▶ [Written request]
Reproduce the data below in full and exclude every picture.

(Stored dataset items)
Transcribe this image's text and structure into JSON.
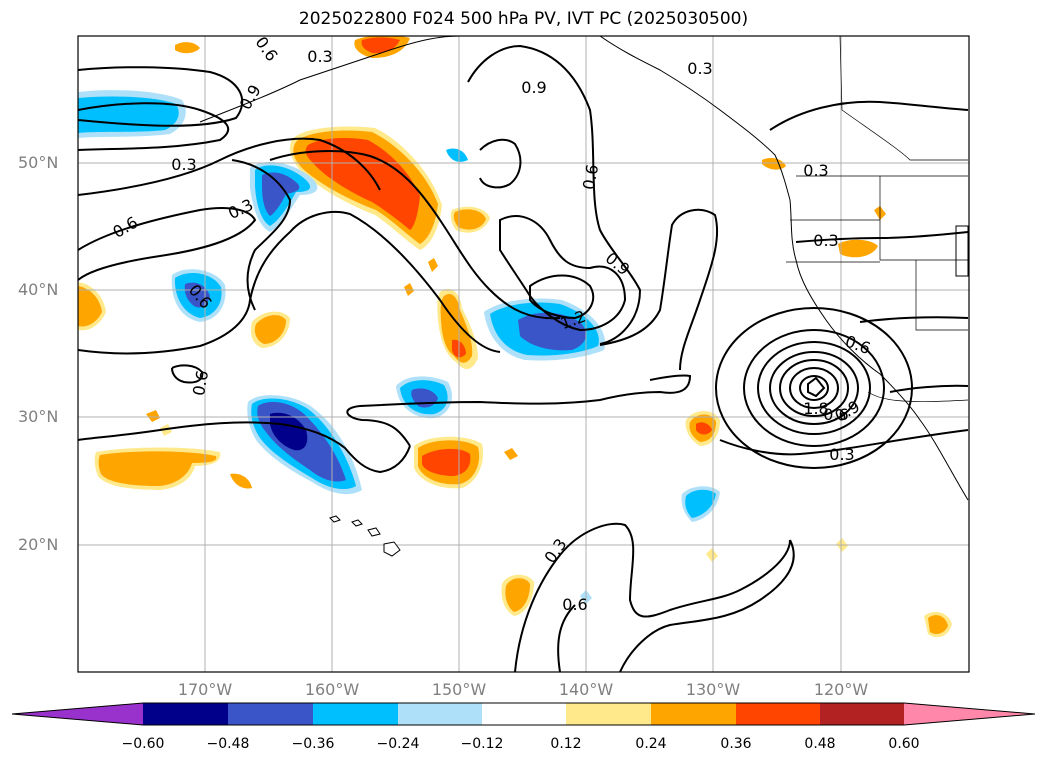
{
  "title": "2025022800 F024 500 hPa PV, IVT PC (2025030500)",
  "lat_labels": [
    "50°N",
    "40°N",
    "30°N",
    "20°N"
  ],
  "lon_labels": [
    "170°W",
    "160°W",
    "150°W",
    "140°W",
    "130°W",
    "120°W"
  ],
  "colorbar": {
    "ticks": [
      "−0.60",
      "−0.48",
      "−0.36",
      "−0.24",
      "−0.12",
      "0.12",
      "0.24",
      "0.36",
      "0.48",
      "0.60"
    ],
    "colors": [
      "#9932cc",
      "#00008b",
      "#3a55c8",
      "#00bfff",
      "#aee1f9",
      "#ffffff",
      "#ffe98a",
      "#ffa500",
      "#ff4500",
      "#b22222",
      "#ff88aa"
    ]
  },
  "contour_labels": [
    "0.3",
    "0.6",
    "0.9",
    "0.3",
    "0.9",
    "0.3",
    "0.3",
    "0.6",
    "0.6",
    "0.9",
    "0.3",
    "0.6",
    "0.6",
    "1.2",
    "0.3",
    "0.6",
    "0.9",
    "1.8",
    "0.6",
    "0.3",
    "0.3",
    "0.6"
  ]
}
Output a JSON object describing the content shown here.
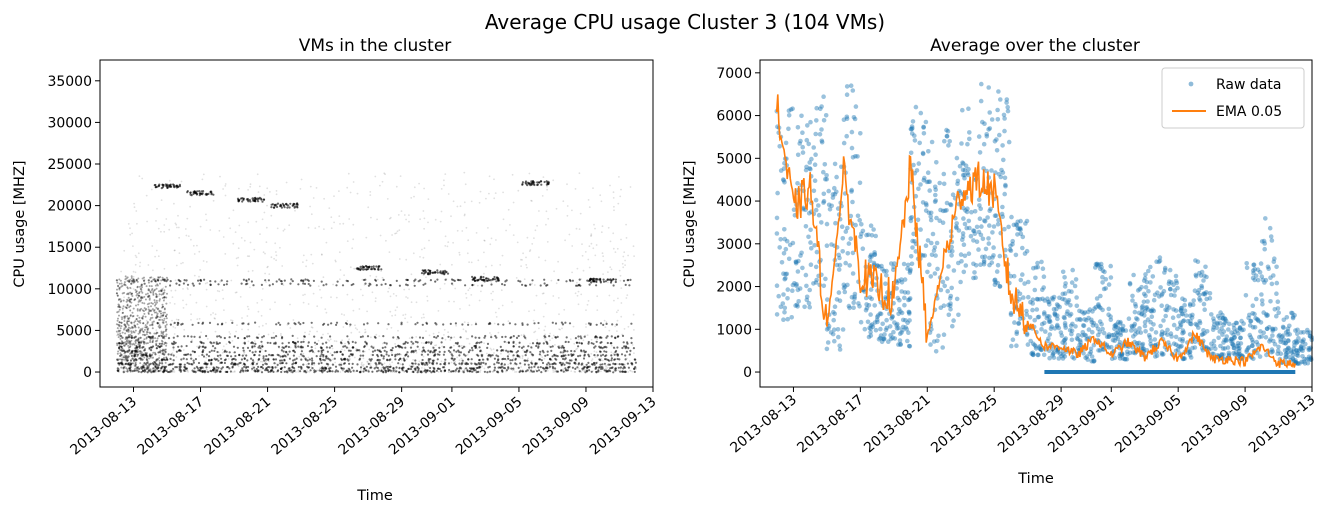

▶ [Full output]
Transcribe this image's text and structure into JSON.
{
  "title": "2025022800 F024 500 hPa PV, IVT PC (2025030500)",
  "lat_labels": [
    "50°N",
    "40°N",
    "30°N",
    "20°N"
  ],
  "lon_labels": [
    "170°W",
    "160°W",
    "150°W",
    "140°W",
    "130°W",
    "120°W"
  ],
  "colorbar": {
    "ticks": [
      "−0.60",
      "−0.48",
      "−0.36",
      "−0.24",
      "−0.12",
      "0.12",
      "0.24",
      "0.36",
      "0.48",
      "0.60"
    ],
    "colors": [
      "#9932cc",
      "#00008b",
      "#3a55c8",
      "#00bfff",
      "#aee1f9",
      "#ffffff",
      "#ffe98a",
      "#ffa500",
      "#ff4500",
      "#b22222",
      "#ff88aa"
    ]
  },
  "contour_labels": [
    "0.3",
    "0.6",
    "0.9",
    "0.3",
    "0.9",
    "0.3",
    "0.3",
    "0.6",
    "0.6",
    "0.9",
    "0.3",
    "0.6",
    "0.6",
    "1.2",
    "0.3",
    "0.6",
    "0.9",
    "1.8",
    "0.6",
    "0.3",
    "0.3",
    "0.6"
  ]
}
Output a JSON object describing the content shown here.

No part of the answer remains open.